● **Exercise prompt**: Retype, word for word, the line containing "Type out the text in this image." and every line after it to the end. Skip pictures.

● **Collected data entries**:
━━━━
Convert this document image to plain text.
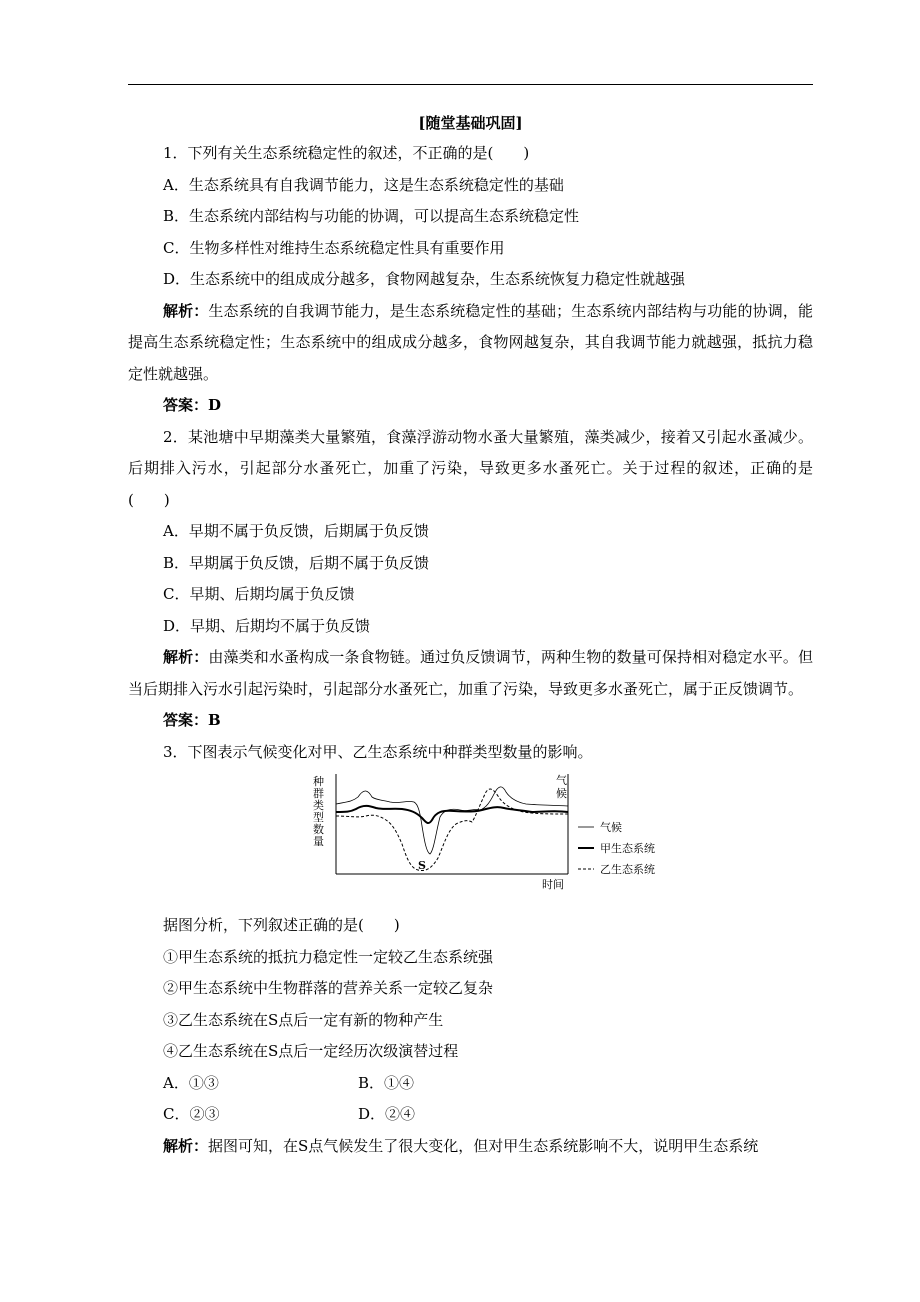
[随堂基础巩固]
1．下列有关生态系统稳定性的叙述，不正确的是(　　)
A．生态系统具有自我调节能力，这是生态系统稳定性的基础
B．生态系统内部结构与功能的协调，可以提高生态系统稳定性
C．生物多样性对维持生态系统稳定性具有重要作用
D．生态系统中的组成成分越多，食物网越复杂，生态系统恢复力稳定性就越强
解析：生态系统的自我调节能力，是生态系统稳定性的基础；生态系统内部结构与功能的协调，能提高生态系统稳定性；生态系统中的组成成分越多，食物网越复杂，其自我调节能力就越强，抵抗力稳定性就越强。
答案：D
2．某池塘中早期藻类大量繁殖，食藻浮游动物水蚤大量繁殖，藻类减少，接着又引起水蚤减少。后期排入污水，引起部分水蚤死亡，加重了污染，导致更多水蚤死亡。关于过程的叙述，正确的是(　　)
A．早期不属于负反馈，后期属于负反馈
B．早期属于负反馈，后期不属于负反馈
C．早期、后期均属于负反馈
D．早期、后期均不属于负反馈
解析：由藻类和水蚤构成一条食物链。通过负反馈调节，两种生物的数量可保持相对稳定水平。但当后期排入污水引起污染时，引起部分水蚤死亡，加重了污染，导致更多水蚤死亡，属于正反馈调节。
答案：B
3．下图表示气候变化对甲、乙生态系统中种群类型数量的影响。
种群类型数量
气候
时间
S
气候
甲生态系统
乙生态系统
据图分析，下列叙述正确的是(　　)
①甲生态系统的抵抗力稳定性一定较乙生态系统强
②甲生态系统中生物群落的营养关系一定较乙复杂
③乙生态系统在S点后一定有新的物种产生
④乙生态系统在S点后一定经历次级演替过程
A．①③	B．①④
C．②③	D．②④
解析：据图可知，在S点气候发生了很大变化，但对甲生态系统影响不大，说明甲生态系统
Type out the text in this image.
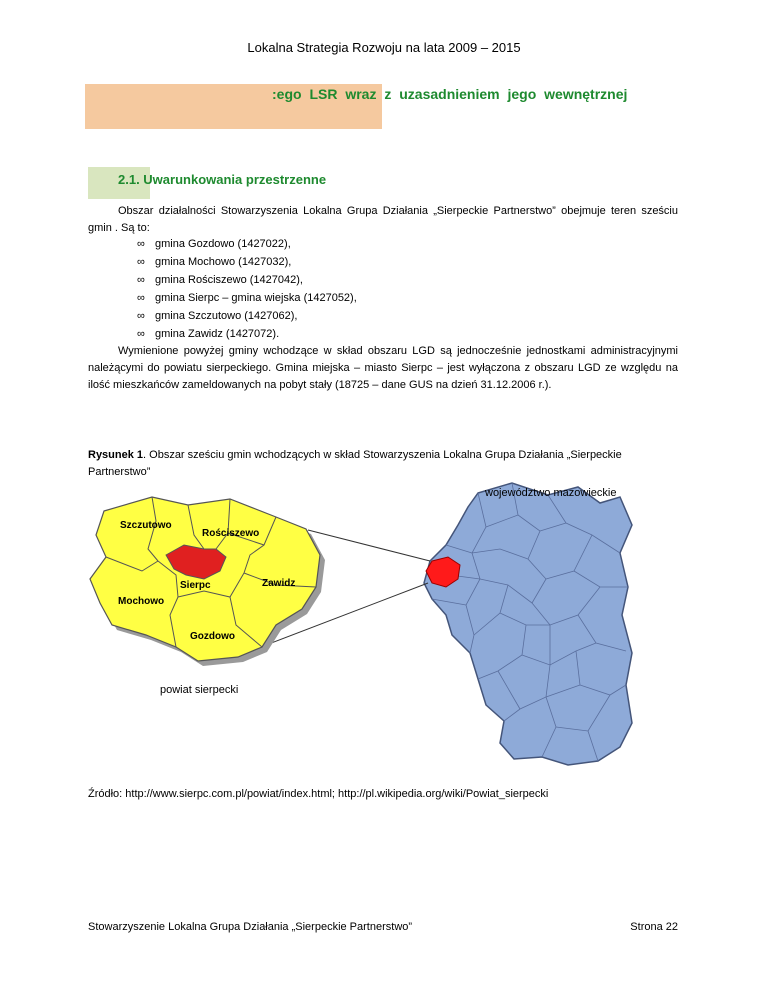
Lokalna Strategia Rozwoju na lata 2009 – 2015
:ego LSR wraz z uzasadnieniem jego wewnętrznej
2.1. Uwarunkowania przestrzenne
Obszar działalności Stowarzyszenia Lokalna Grupa Działania „Sierpeckie Partnerstwo” obejmuje teren sześciu gmin . Są to:
∞ gmina Gozdowo (1427022),
∞ gmina Mochowo (1427032),
∞ gmina Rościszewo (1427042),
∞ gmina Sierpc – gmina wiejska (1427052),
∞ gmina Szczutowo (1427062),
∞ gmina Zawidz (1427072).
Wymienione powyżej gminy wchodzące w skład obszaru LGD są jednocześnie jednostkami administracyjnymi należącymi do powiatu sierpeckiego. Gmina miejska – miasto Sierpc – jest wyłączona z obszaru LGD ze względu na ilość mieszkańców zameldowanych na pobyt stały (18725 – dane GUS na dzień 31.12.2006 r.).
Rysunek 1. Obszar sześciu gmin wchodzących w skład Stowarzyszenia Lokalna Grupa Działania „Sierpeckie Partnerstwo”
Szczutowo
Rościszewo
Sierpc	Zawidz
Mochowo
Gozdowo
województwo mazowieckie
powiat sierpecki
Źródło: http://www.sierpc.com.pl/powiat/index.html; http://pl.wikipedia.org/wiki/Powiat_sierpecki
Stowarzyszenie Lokalna Grupa Działania „Sierpeckie Partnerstwo”	Strona 22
━━━━
● **The solution**:
Type out the text in this image.
Lokalna Strategia Rozwoju na lata 2009 – 2015
:ego LSR wraz z uzasadnieniem jego wewnętrznej
2.1. Uwarunkowania przestrzenne
Obszar działalności Stowarzyszenia Lokalna Grupa Działania „Sierpeckie Partnerstwo” obejmuje teren sześciu gmin . Są to:
∞ gmina Gozdowo (1427022),
∞ gmina Mochowo (1427032),
∞ gmina Rościszewo (1427042),
∞ gmina Sierpc – gmina wiejska (1427052),
∞ gmina Szczutowo (1427062),
∞ gmina Zawidz (1427072).
Wymienione powyżej gminy wchodzące w skład obszaru LGD są jednocześnie jednostkami administracyjnymi należącymi do powiatu sierpeckiego. Gmina miejska – miasto Sierpc – jest wyłączona z obszaru LGD ze względu na ilość mieszkańców zameldowanych na pobyt stały (18725 – dane GUS na dzień 31.12.2006 r.).
Rysunek 1. Obszar sześciu gmin wchodzących w skład Stowarzyszenia Lokalna Grupa Działania „Sierpeckie Partnerstwo”
Szczutowo
Rościszewo
Sierpc	Zawidz
Mochowo
Gozdowo
województwo mazowieckie
powiat sierpecki
Źródło: http://www.sierpc.com.pl/powiat/index.html; http://pl.wikipedia.org/wiki/Powiat_sierpecki
Stowarzyszenie Lokalna Grupa Działania „Sierpeckie Partnerstwo”	Strona 22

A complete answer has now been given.